Data section:
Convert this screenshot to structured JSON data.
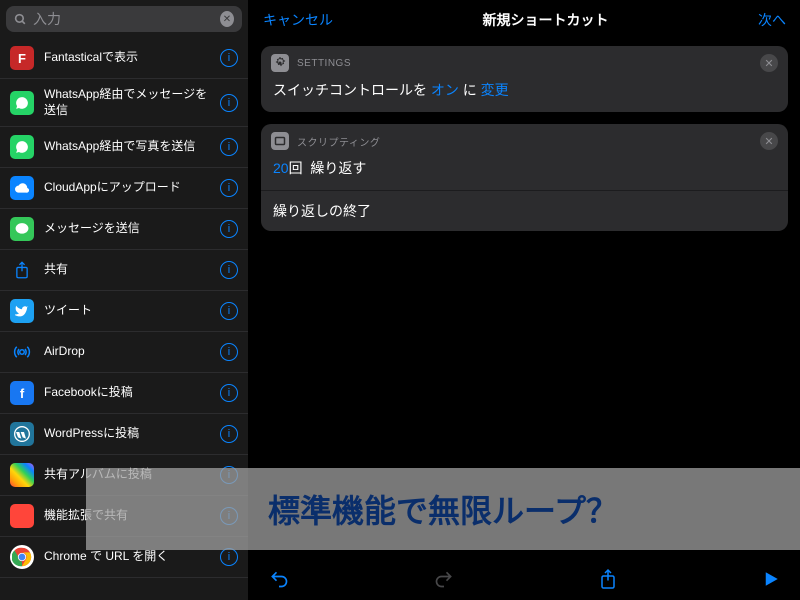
{
  "search": {
    "value": "入力"
  },
  "sidebar": {
    "items": [
      {
        "label": "Fantasticalで表示"
      },
      {
        "label": "WhatsApp経由でメッセージを送信"
      },
      {
        "label": "WhatsApp経由で写真を送信"
      },
      {
        "label": "CloudAppにアップロード"
      },
      {
        "label": "メッセージを送信"
      },
      {
        "label": "共有"
      },
      {
        "label": "ツイート"
      },
      {
        "label": "AirDrop"
      },
      {
        "label": "Facebookに投稿"
      },
      {
        "label": "WordPressに投稿"
      },
      {
        "label": "共有アルバムに投稿"
      },
      {
        "label": "機能拡張で共有"
      },
      {
        "label": "Chrome で URL を開く"
      }
    ]
  },
  "topbar": {
    "cancel": "キャンセル",
    "title": "新規ショートカット",
    "next": "次へ"
  },
  "cards": {
    "settings": {
      "header": "SETTINGS",
      "prefix": "スイッチコントロールを",
      "value": "オン",
      "middle": "に",
      "action": "変更"
    },
    "scripting": {
      "header": "スクリプティング",
      "count": "20",
      "unit": "回",
      "action": "繰り返す",
      "end": "繰り返しの終了"
    }
  },
  "overlay": {
    "text": "標準機能で無限ループ？"
  }
}
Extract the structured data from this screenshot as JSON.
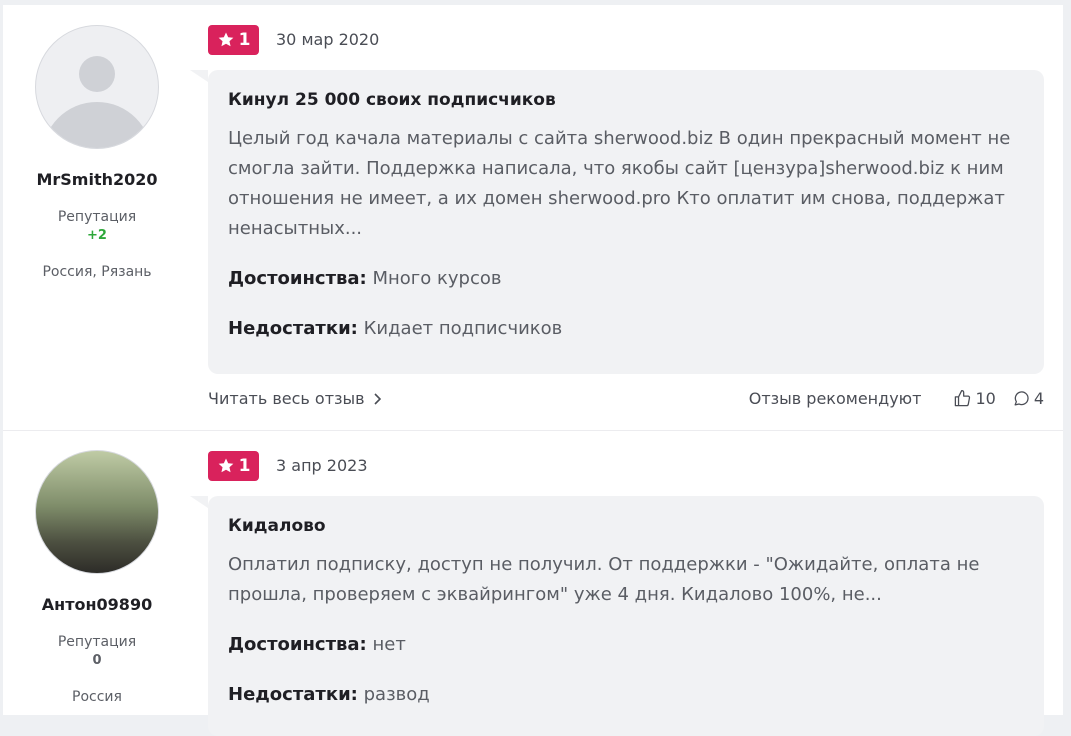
{
  "reviews": [
    {
      "author": {
        "name": "MrSmith2020",
        "reputation_label": "Репутация",
        "reputation_value": "+2",
        "location": "Россия, Рязань"
      },
      "rating": "1",
      "date": "30 мар 2020",
      "title": "Кинул 25 000 своих подписчиков",
      "text": "Целый год качала материалы с сайта sherwood.biz В один прекрасный момент не смогла зайти. Поддержка написала, что якобы сайт [цензура]sherwood.biz к ним отношения не имеет, а их домен sherwood.pro Кто оплатит им снова, поддержат ненасытных...",
      "pros_label": "Достоинства:",
      "pros": "Много курсов",
      "cons_label": "Недостатки:",
      "cons": "Кидает подписчиков",
      "read_more": "Читать весь отзыв",
      "recommend_label": "Отзыв рекомендуют",
      "likes": "10",
      "comments": "4"
    },
    {
      "author": {
        "name": "Антон09890",
        "reputation_label": "Репутация",
        "reputation_value": "0",
        "location": "Россия"
      },
      "rating": "1",
      "date": "3 апр 2023",
      "title": "Кидалово",
      "text": "Оплатил подписку, доступ не получил. От поддержки - \"Ожидайте, оплата не прошла, проверяем с эквайрингом\" уже 4 дня. Кидалово 100%, не...",
      "pros_label": "Достоинства:",
      "pros": "нет",
      "cons_label": "Недостатки:",
      "cons": "развод"
    }
  ],
  "colors": {
    "rating_badge": "#d9225c",
    "reputation_positive": "#2ea83a",
    "bubble": "#f1f2f4"
  },
  "icons": [
    "star-icon",
    "chevron-right-icon",
    "thumbs-up-icon",
    "comment-icon",
    "default-avatar-icon"
  ]
}
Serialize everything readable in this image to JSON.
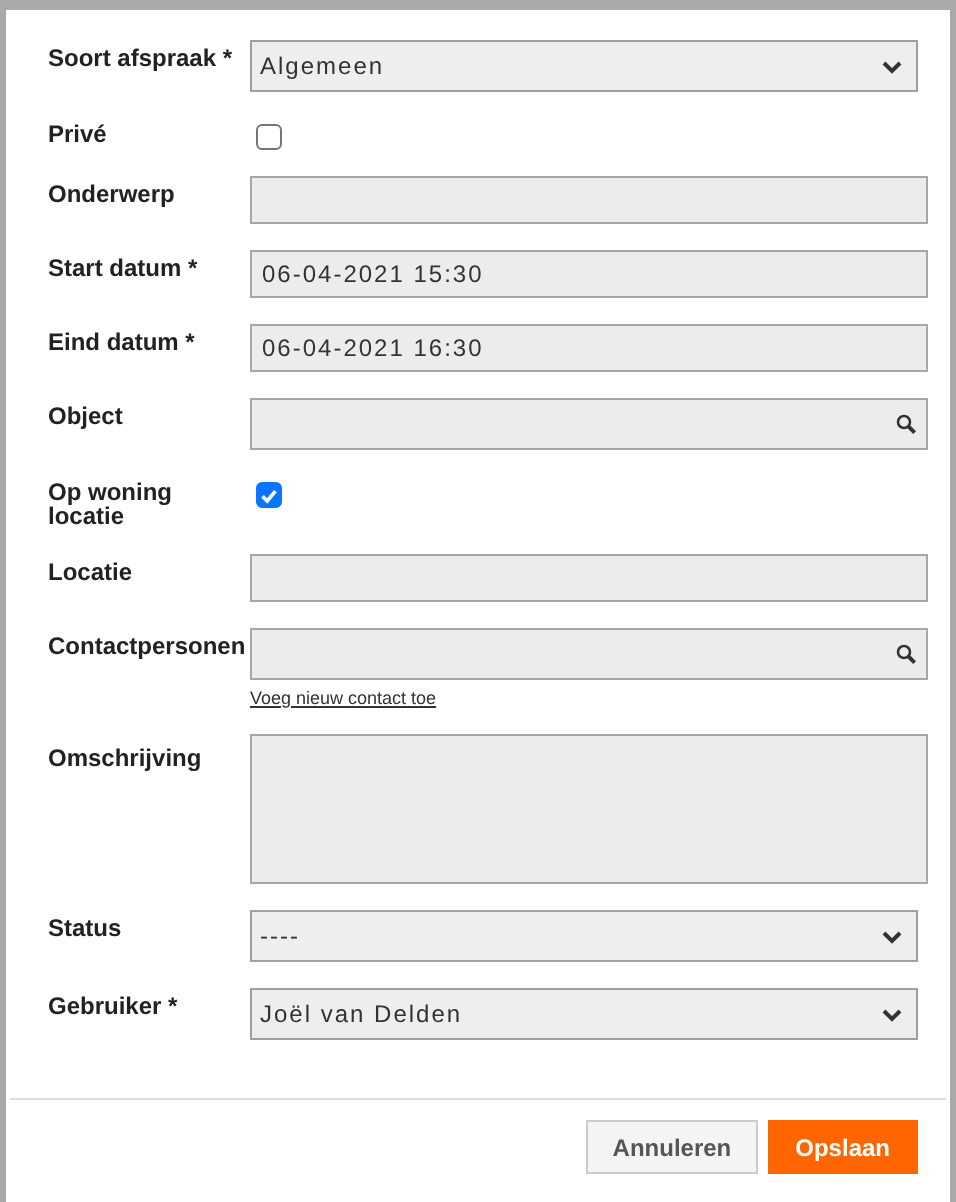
{
  "fields": [
    {
      "kind": "select",
      "label": "Soort afspraak *",
      "value": "Algemeen"
    },
    {
      "kind": "checkbox",
      "label": "Privé",
      "checked": false
    },
    {
      "kind": "text",
      "label": "Onderwerp"
    },
    {
      "kind": "text",
      "label": "Start datum *",
      "value": "06-04-2021 15:30"
    },
    {
      "kind": "text",
      "label": "Eind datum *",
      "value": "06-04-2021 16:30"
    },
    {
      "kind": "search",
      "label": "Object"
    },
    {
      "kind": "checkbox",
      "label": "Op woning locatie",
      "checked": true
    },
    {
      "kind": "text",
      "label": "Locatie"
    },
    {
      "kind": "search",
      "label": "Contactpersonen",
      "link": "Voeg nieuw contact toe"
    },
    {
      "kind": "textarea",
      "label": "Omschrijving"
    },
    {
      "kind": "select",
      "label": "Status",
      "value": "----"
    },
    {
      "kind": "select",
      "label": "Gebruiker *",
      "value": "Joël van Delden"
    }
  ],
  "buttons": [
    {
      "label": "Annuleren",
      "primary": false
    },
    {
      "label": "Opslaan",
      "primary": true
    }
  ]
}
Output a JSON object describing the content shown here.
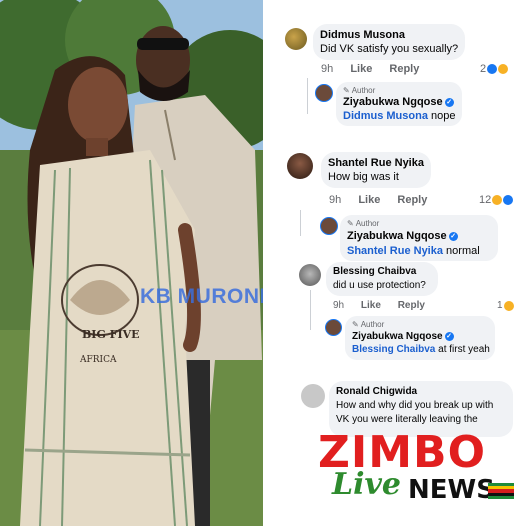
{
  "watermark": "KB MURONDAH",
  "comments": [
    {
      "author": "Didmus Musona",
      "text": "Did VK satisfy you sexually?",
      "time": "9h",
      "like_label": "Like",
      "reply_label": "Reply",
      "reaction_count": "2",
      "reply": {
        "author_tag": "Author",
        "author": "Ziyabukwa Ngqose",
        "mention": "Didmus Musona",
        "text": "nope"
      }
    },
    {
      "author": "Shantel Rue Nyika",
      "text": "How big was it",
      "time": "9h",
      "like_label": "Like",
      "reply_label": "Reply",
      "reaction_count": "12",
      "reply": {
        "author_tag": "Author",
        "author": "Ziyabukwa Ngqose",
        "mention": "Shantel Rue Nyika",
        "text": "normal"
      }
    },
    {
      "author": "Blessing Chaibva",
      "text": "did u use protection?",
      "time": "9h",
      "like_label": "Like",
      "reply_label": "Reply",
      "reaction_count": "1",
      "reply": {
        "author_tag": "Author",
        "author": "Ziyabukwa Ngqose",
        "mention": "Blessing Chaibva",
        "text": "at first yeah"
      }
    },
    {
      "author": "Ronald Chigwida",
      "text_line1": "How and why did you break up with",
      "text_line2": "VK you were literally leaving  the"
    }
  ],
  "logo": {
    "zimbo": "ZIMBO",
    "live": "Live",
    "news": "NEWS"
  },
  "photo_text": {
    "big_five": "BIG FIVE",
    "africa": "AFRICA"
  },
  "colors": {
    "mention": "#1b5fcf",
    "verified": "#1877f2",
    "zimbo_red": "#e11f1f",
    "live_green": "#2e8b2e"
  },
  "icons": [
    "verified-badge-icon",
    "like-reaction-icon",
    "haha-reaction-icon",
    "avatar-icon"
  ]
}
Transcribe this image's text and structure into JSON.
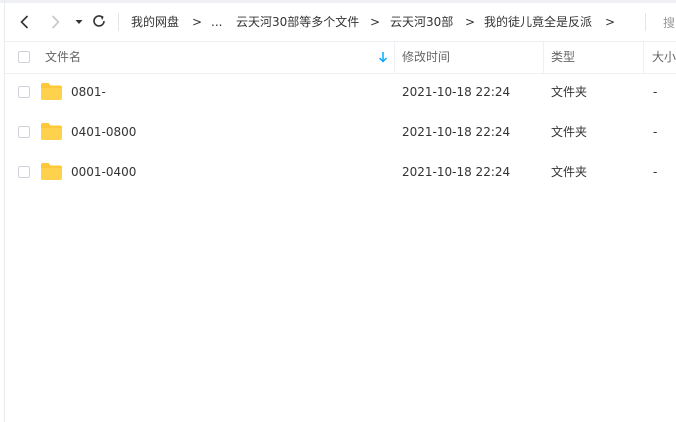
{
  "breadcrumb": {
    "items": [
      "我的网盘",
      "...",
      "云天河30部等多个文件",
      "云天河30部",
      "我的徒儿竟全是反派"
    ],
    "separator": ">"
  },
  "search": {
    "label": "搜"
  },
  "table": {
    "columns": {
      "name": "文件名",
      "modified": "修改时间",
      "type": "类型",
      "size": "大小"
    },
    "sort_icon": "arrow-down-icon",
    "rows": [
      {
        "name": "0801-",
        "modified": "2021-10-18 22:24",
        "type": "文件夹",
        "size": "-"
      },
      {
        "name": "0401-0800",
        "modified": "2021-10-18 22:24",
        "type": "文件夹",
        "size": "-"
      },
      {
        "name": "0001-0400",
        "modified": "2021-10-18 22:24",
        "type": "文件夹",
        "size": "-"
      }
    ]
  },
  "colors": {
    "accent": "#06a7ff",
    "folder": "#ffd24d",
    "folder_tab": "#ffc83a"
  }
}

What to produce: Nothing but the pictures may be dropped; output the records above exactly.

The answer:
Convert this screenshot to structured JSON data.
{
  "search": {
    "value": "入力"
  },
  "sidebar": {
    "items": [
      {
        "label": "Fantasticalで表示"
      },
      {
        "label": "WhatsApp経由でメッセージを送信"
      },
      {
        "label": "WhatsApp経由で写真を送信"
      },
      {
        "label": "CloudAppにアップロード"
      },
      {
        "label": "メッセージを送信"
      },
      {
        "label": "共有"
      },
      {
        "label": "ツイート"
      },
      {
        "label": "AirDrop"
      },
      {
        "label": "Facebookに投稿"
      },
      {
        "label": "WordPressに投稿"
      },
      {
        "label": "共有アルバムに投稿"
      },
      {
        "label": "機能拡張で共有"
      },
      {
        "label": "Chrome で URL を開く"
      }
    ]
  },
  "topbar": {
    "cancel": "キャンセル",
    "title": "新規ショートカット",
    "next": "次へ"
  },
  "cards": {
    "settings": {
      "header": "SETTINGS",
      "prefix": "スイッチコントロールを",
      "value": "オン",
      "middle": "に",
      "action": "変更"
    },
    "scripting": {
      "header": "スクリプティング",
      "count": "20",
      "unit": "回",
      "action": "繰り返す",
      "end": "繰り返しの終了"
    }
  },
  "overlay": {
    "text": "標準機能で無限ループ？"
  }
}
Extract the structured data from this screenshot as JSON.
{
  "reviews": [
    {
      "author": {
        "name": "MrSmith2020",
        "reputation_label": "Репутация",
        "reputation_value": "+2",
        "location": "Россия, Рязань"
      },
      "rating": "1",
      "date": "30 мар 2020",
      "title": "Кинул 25 000 своих подписчиков",
      "text": "Целый год качала материалы с сайта sherwood.biz В один прекрасный момент не смогла зайти. Поддержка написала, что якобы сайт [цензура]sherwood.biz к ним отношения не имеет, а их домен sherwood.pro Кто оплатит им снова, поддержат ненасытных...",
      "pros_label": "Достоинства:",
      "pros": "Много курсов",
      "cons_label": "Недостатки:",
      "cons": "Кидает подписчиков",
      "read_more": "Читать весь отзыв",
      "recommend_label": "Отзыв рекомендуют",
      "likes": "10",
      "comments": "4"
    },
    {
      "author": {
        "name": "Антон09890",
        "reputation_label": "Репутация",
        "reputation_value": "0",
        "location": "Россия"
      },
      "rating": "1",
      "date": "3 апр 2023",
      "title": "Кидалово",
      "text": "Оплатил подписку, доступ не получил. От поддержки - \"Ожидайте, оплата не прошла, проверяем с эквайрингом\" уже 4 дня. Кидалово 100%, не...",
      "pros_label": "Достоинства:",
      "pros": "нет",
      "cons_label": "Недостатки:",
      "cons": "развод"
    }
  ],
  "colors": {
    "rating_badge": "#d9225c",
    "reputation_positive": "#2ea83a",
    "bubble": "#f1f2f4"
  },
  "icons": [
    "star-icon",
    "chevron-right-icon",
    "thumbs-up-icon",
    "comment-icon",
    "default-avatar-icon"
  ]
}
Serialize everything readable in this image to JSON.
{
  "fields": [
    {
      "kind": "select",
      "label": "Soort afspraak *",
      "value": "Algemeen"
    },
    {
      "kind": "checkbox",
      "label": "Privé",
      "checked": false
    },
    {
      "kind": "text",
      "label": "Onderwerp"
    },
    {
      "kind": "text",
      "label": "Start datum *",
      "value": "06-04-2021 15:30"
    },
    {
      "kind": "text",
      "label": "Eind datum *",
      "value": "06-04-2021 16:30"
    },
    {
      "kind": "search",
      "label": "Object"
    },
    {
      "kind": "checkbox",
      "label": "Op woning locatie",
      "checked": true
    },
    {
      "kind": "text",
      "label": "Locatie"
    },
    {
      "kind": "search",
      "label": "Contactpersonen",
      "link": "Voeg nieuw contact toe"
    },
    {
      "kind": "textarea",
      "label": "Omschrijving"
    },
    {
      "kind": "select",
      "label": "Status",
      "value": "----"
    },
    {
      "kind": "select",
      "label": "Gebruiker *",
      "value": "Joël van Delden"
    }
  ],
  "buttons": [
    {
      "label": "Annuleren",
      "primary": false
    },
    {
      "label": "Opslaan",
      "primary": true
    }
  ]
}
Output a JSON object describing the content shown here.
{
  "watermark": "KB MURONDAH",
  "comments": [
    {
      "author": "Didmus Musona",
      "text": "Did VK satisfy you sexually?",
      "time": "9h",
      "like_label": "Like",
      "reply_label": "Reply",
      "reaction_count": "2",
      "reply": {
        "author_tag": "Author",
        "author": "Ziyabukwa Ngqose",
        "mention": "Didmus Musona",
        "text": "nope"
      }
    },
    {
      "author": "Shantel Rue Nyika",
      "text": "How big was it",
      "time": "9h",
      "like_label": "Like",
      "reply_label": "Reply",
      "reaction_count": "12",
      "reply": {
        "author_tag": "Author",
        "author": "Ziyabukwa Ngqose",
        "mention": "Shantel Rue Nyika",
        "text": "normal"
      }
    },
    {
      "author": "Blessing Chaibva",
      "text": "did u use protection?",
      "time": "9h",
      "like_label": "Like",
      "reply_label": "Reply",
      "reaction_count": "1",
      "reply": {
        "author_tag": "Author",
        "author": "Ziyabukwa Ngqose",
        "mention": "Blessing Chaibva",
        "text": "at first yeah"
      }
    },
    {
      "author": "Ronald Chigwida",
      "text_line1": "How and why did you break up with",
      "text_line2": "VK you were literally leaving  the"
    }
  ],
  "logo": {
    "zimbo": "ZIMBO",
    "live": "Live",
    "news": "NEWS"
  },
  "photo_text": {
    "big_five": "BIG FIVE",
    "africa": "AFRICA"
  },
  "colors": {
    "mention": "#1b5fcf",
    "verified": "#1877f2",
    "zimbo_red": "#e11f1f",
    "live_green": "#2e8b2e"
  },
  "icons": [
    "verified-badge-icon",
    "like-reaction-icon",
    "haha-reaction-icon",
    "avatar-icon"
  ]
}
Transcribe this image's text and structure into JSON.
{
  "breadcrumb": {
    "items": [
      "我的网盘",
      "...",
      "云天河30部等多个文件",
      "云天河30部",
      "我的徒儿竟全是反派"
    ],
    "separator": ">"
  },
  "search": {
    "label": "搜"
  },
  "table": {
    "columns": {
      "name": "文件名",
      "modified": "修改时间",
      "type": "类型",
      "size": "大小"
    },
    "sort_icon": "arrow-down-icon",
    "rows": [
      {
        "name": "0801-",
        "modified": "2021-10-18 22:24",
        "type": "文件夹",
        "size": "-"
      },
      {
        "name": "0401-0800",
        "modified": "2021-10-18 22:24",
        "type": "文件夹",
        "size": "-"
      },
      {
        "name": "0001-0400",
        "modified": "2021-10-18 22:24",
        "type": "文件夹",
        "size": "-"
      }
    ]
  },
  "colors": {
    "accent": "#06a7ff",
    "folder": "#ffd24d",
    "folder_tab": "#ffc83a"
  }
}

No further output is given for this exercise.